Dataset rows

━━━━━━━━━━━━━━━━━━━━

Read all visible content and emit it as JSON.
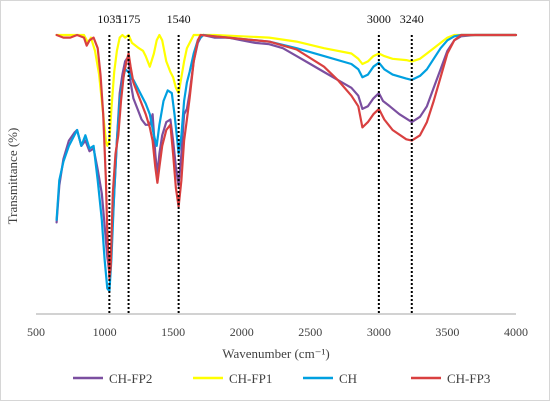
{
  "chart_data": {
    "type": "line",
    "title": "",
    "xlabel": "Wavenumber (cm⁻¹)",
    "ylabel": "Transmittance (%)",
    "xlim": [
      500,
      4000
    ],
    "ylim": [
      0,
      100
    ],
    "x_ticks": [
      500,
      1000,
      1500,
      2000,
      2500,
      3000,
      3500,
      4000
    ],
    "x_tick_labels": [
      "500",
      "1000",
      "1500",
      "2000",
      "2500",
      "3000",
      "3500",
      "4000"
    ],
    "y_ticks_shown": false,
    "grid": false,
    "legend_position": "bottom",
    "annotations": [
      {
        "x": 1035,
        "label": "1035"
      },
      {
        "x": 1175,
        "label": "1175"
      },
      {
        "x": 1540,
        "label": "1540"
      },
      {
        "x": 3000,
        "label": "3000"
      },
      {
        "x": 3240,
        "label": "3240"
      }
    ],
    "series": [
      {
        "name": "CH-FP2",
        "color": "#7b4fa0",
        "points": [
          [
            650,
            29
          ],
          [
            670,
            43
          ],
          [
            700,
            53
          ],
          [
            740,
            60
          ],
          [
            780,
            63
          ],
          [
            800,
            64
          ],
          [
            830,
            58
          ],
          [
            860,
            60
          ],
          [
            890,
            56
          ],
          [
            920,
            57
          ],
          [
            950,
            49
          ],
          [
            980,
            40
          ],
          [
            1000,
            28
          ],
          [
            1020,
            16
          ],
          [
            1035,
            10
          ],
          [
            1050,
            20
          ],
          [
            1070,
            40
          ],
          [
            1090,
            60
          ],
          [
            1110,
            78
          ],
          [
            1130,
            85
          ],
          [
            1150,
            90
          ],
          [
            1175,
            92
          ],
          [
            1190,
            82
          ],
          [
            1210,
            76
          ],
          [
            1240,
            72
          ],
          [
            1270,
            68
          ],
          [
            1300,
            66
          ],
          [
            1330,
            66
          ],
          [
            1350,
            70
          ],
          [
            1370,
            55
          ],
          [
            1385,
            47
          ],
          [
            1400,
            55
          ],
          [
            1420,
            62
          ],
          [
            1450,
            67
          ],
          [
            1480,
            68
          ],
          [
            1500,
            60
          ],
          [
            1520,
            50
          ],
          [
            1540,
            43
          ],
          [
            1560,
            55
          ],
          [
            1580,
            70
          ],
          [
            1600,
            72
          ],
          [
            1620,
            78
          ],
          [
            1650,
            90
          ],
          [
            1680,
            97
          ],
          [
            1700,
            99
          ],
          [
            1720,
            100
          ],
          [
            1800,
            99
          ],
          [
            1900,
            99
          ],
          [
            2000,
            98
          ],
          [
            2100,
            97
          ],
          [
            2200,
            96.5
          ],
          [
            2300,
            95
          ],
          [
            2400,
            92
          ],
          [
            2500,
            89
          ],
          [
            2600,
            86
          ],
          [
            2700,
            83
          ],
          [
            2800,
            80
          ],
          [
            2850,
            77
          ],
          [
            2880,
            72
          ],
          [
            2920,
            73
          ],
          [
            2960,
            76
          ],
          [
            3000,
            78
          ],
          [
            3030,
            75
          ],
          [
            3080,
            73
          ],
          [
            3150,
            70
          ],
          [
            3240,
            67
          ],
          [
            3300,
            69
          ],
          [
            3350,
            73
          ],
          [
            3400,
            80
          ],
          [
            3450,
            87
          ],
          [
            3500,
            94
          ],
          [
            3550,
            98
          ],
          [
            3600,
            99.5
          ],
          [
            3700,
            100
          ],
          [
            4000,
            100
          ]
        ]
      },
      {
        "name": "CH-FP1",
        "color": "#ffff00",
        "points": [
          [
            650,
            100
          ],
          [
            700,
            100
          ],
          [
            800,
            100
          ],
          [
            850,
            100
          ],
          [
            880,
            97
          ],
          [
            900,
            99
          ],
          [
            930,
            94
          ],
          [
            960,
            85
          ],
          [
            990,
            70
          ],
          [
            1010,
            60
          ],
          [
            1020,
            58
          ],
          [
            1035,
            60
          ],
          [
            1050,
            72
          ],
          [
            1070,
            86
          ],
          [
            1090,
            94
          ],
          [
            1110,
            99
          ],
          [
            1130,
            100
          ],
          [
            1150,
            99
          ],
          [
            1175,
            100
          ],
          [
            1200,
            97
          ],
          [
            1250,
            95
          ],
          [
            1280,
            94
          ],
          [
            1300,
            92
          ],
          [
            1330,
            88
          ],
          [
            1360,
            93
          ],
          [
            1380,
            98
          ],
          [
            1400,
            100
          ],
          [
            1420,
            98
          ],
          [
            1450,
            90
          ],
          [
            1480,
            86
          ],
          [
            1500,
            84
          ],
          [
            1520,
            80
          ],
          [
            1540,
            78
          ],
          [
            1560,
            84
          ],
          [
            1580,
            90
          ],
          [
            1600,
            95
          ],
          [
            1650,
            100
          ],
          [
            1700,
            100
          ],
          [
            1800,
            100
          ],
          [
            2000,
            99.5
          ],
          [
            2200,
            99
          ],
          [
            2400,
            97.5
          ],
          [
            2600,
            95
          ],
          [
            2800,
            93
          ],
          [
            2850,
            91
          ],
          [
            2880,
            89
          ],
          [
            2920,
            90
          ],
          [
            2960,
            92
          ],
          [
            3000,
            93
          ],
          [
            3040,
            92
          ],
          [
            3100,
            91
          ],
          [
            3200,
            90.5
          ],
          [
            3240,
            90
          ],
          [
            3300,
            91
          ],
          [
            3350,
            93
          ],
          [
            3400,
            95
          ],
          [
            3450,
            97
          ],
          [
            3500,
            99
          ],
          [
            3550,
            100
          ],
          [
            4000,
            100
          ]
        ]
      },
      {
        "name": "CH",
        "color": "#00a0e0",
        "points": [
          [
            650,
            30
          ],
          [
            670,
            45
          ],
          [
            700,
            52
          ],
          [
            740,
            58
          ],
          [
            780,
            62
          ],
          [
            800,
            64
          ],
          [
            830,
            58
          ],
          [
            860,
            62
          ],
          [
            890,
            57
          ],
          [
            920,
            58
          ],
          [
            950,
            45
          ],
          [
            980,
            30
          ],
          [
            1000,
            15
          ],
          [
            1020,
            4
          ],
          [
            1035,
            3
          ],
          [
            1050,
            15
          ],
          [
            1070,
            40
          ],
          [
            1090,
            60
          ],
          [
            1110,
            75
          ],
          [
            1130,
            82
          ],
          [
            1150,
            87
          ],
          [
            1175,
            86
          ],
          [
            1190,
            84
          ],
          [
            1210,
            83
          ],
          [
            1240,
            80
          ],
          [
            1270,
            77
          ],
          [
            1300,
            74
          ],
          [
            1330,
            70
          ],
          [
            1360,
            62
          ],
          [
            1380,
            58
          ],
          [
            1400,
            66
          ],
          [
            1430,
            75
          ],
          [
            1460,
            79
          ],
          [
            1490,
            78
          ],
          [
            1510,
            70
          ],
          [
            1530,
            60
          ],
          [
            1540,
            55
          ],
          [
            1560,
            62
          ],
          [
            1580,
            75
          ],
          [
            1600,
            82
          ],
          [
            1620,
            86
          ],
          [
            1650,
            93
          ],
          [
            1680,
            98
          ],
          [
            1700,
            99
          ],
          [
            1720,
            100
          ],
          [
            1800,
            99.5
          ],
          [
            1900,
            99
          ],
          [
            2000,
            98.5
          ],
          [
            2200,
            97.5
          ],
          [
            2400,
            95
          ],
          [
            2600,
            92
          ],
          [
            2800,
            89
          ],
          [
            2850,
            87
          ],
          [
            2880,
            84
          ],
          [
            2920,
            85
          ],
          [
            2960,
            88
          ],
          [
            3000,
            89.5
          ],
          [
            3040,
            87
          ],
          [
            3100,
            85
          ],
          [
            3200,
            83.5
          ],
          [
            3240,
            83
          ],
          [
            3300,
            84.5
          ],
          [
            3350,
            87
          ],
          [
            3400,
            91
          ],
          [
            3450,
            95
          ],
          [
            3500,
            98
          ],
          [
            3550,
            99.5
          ],
          [
            3600,
            100
          ],
          [
            4000,
            100
          ]
        ]
      },
      {
        "name": "CH-FP3",
        "color": "#d94040",
        "points": [
          [
            650,
            100
          ],
          [
            700,
            99
          ],
          [
            750,
            99
          ],
          [
            800,
            100
          ],
          [
            850,
            99
          ],
          [
            870,
            96
          ],
          [
            890,
            98
          ],
          [
            920,
            99
          ],
          [
            950,
            95
          ],
          [
            970,
            85
          ],
          [
            990,
            70
          ],
          [
            1010,
            45
          ],
          [
            1020,
            25
          ],
          [
            1035,
            8
          ],
          [
            1045,
            12
          ],
          [
            1060,
            40
          ],
          [
            1080,
            55
          ],
          [
            1100,
            62
          ],
          [
            1120,
            75
          ],
          [
            1140,
            85
          ],
          [
            1160,
            90
          ],
          [
            1175,
            93
          ],
          [
            1190,
            88
          ],
          [
            1210,
            82
          ],
          [
            1240,
            78
          ],
          [
            1270,
            74
          ],
          [
            1300,
            70
          ],
          [
            1330,
            65
          ],
          [
            1350,
            60
          ],
          [
            1370,
            50
          ],
          [
            1385,
            44
          ],
          [
            1400,
            50
          ],
          [
            1420,
            58
          ],
          [
            1450,
            64
          ],
          [
            1480,
            66
          ],
          [
            1500,
            55
          ],
          [
            1520,
            42
          ],
          [
            1540,
            35
          ],
          [
            1560,
            45
          ],
          [
            1580,
            60
          ],
          [
            1600,
            68
          ],
          [
            1620,
            76
          ],
          [
            1650,
            90
          ],
          [
            1680,
            98
          ],
          [
            1700,
            100
          ],
          [
            1800,
            99.5
          ],
          [
            1900,
            99
          ],
          [
            2000,
            98.5
          ],
          [
            2200,
            97.5
          ],
          [
            2400,
            94.5
          ],
          [
            2600,
            88
          ],
          [
            2700,
            83
          ],
          [
            2800,
            77
          ],
          [
            2850,
            73
          ],
          [
            2880,
            65
          ],
          [
            2920,
            67
          ],
          [
            2960,
            70
          ],
          [
            3000,
            72
          ],
          [
            3040,
            68
          ],
          [
            3100,
            64
          ],
          [
            3200,
            60.5
          ],
          [
            3240,
            60
          ],
          [
            3300,
            62
          ],
          [
            3350,
            67
          ],
          [
            3400,
            75
          ],
          [
            3450,
            84
          ],
          [
            3500,
            93
          ],
          [
            3550,
            98
          ],
          [
            3600,
            100
          ],
          [
            4000,
            100
          ]
        ]
      }
    ]
  }
}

━━━━━━━━━━━━━━━━━━━━

* **Exercise instructions**
Filter the entries and copy out every line with the word "color".

* **Solution to this problem**
        "color": "#7b4fa0",
        "color": "#ffff00",
        "color": "#00a0e0",
        "color": "#d94040",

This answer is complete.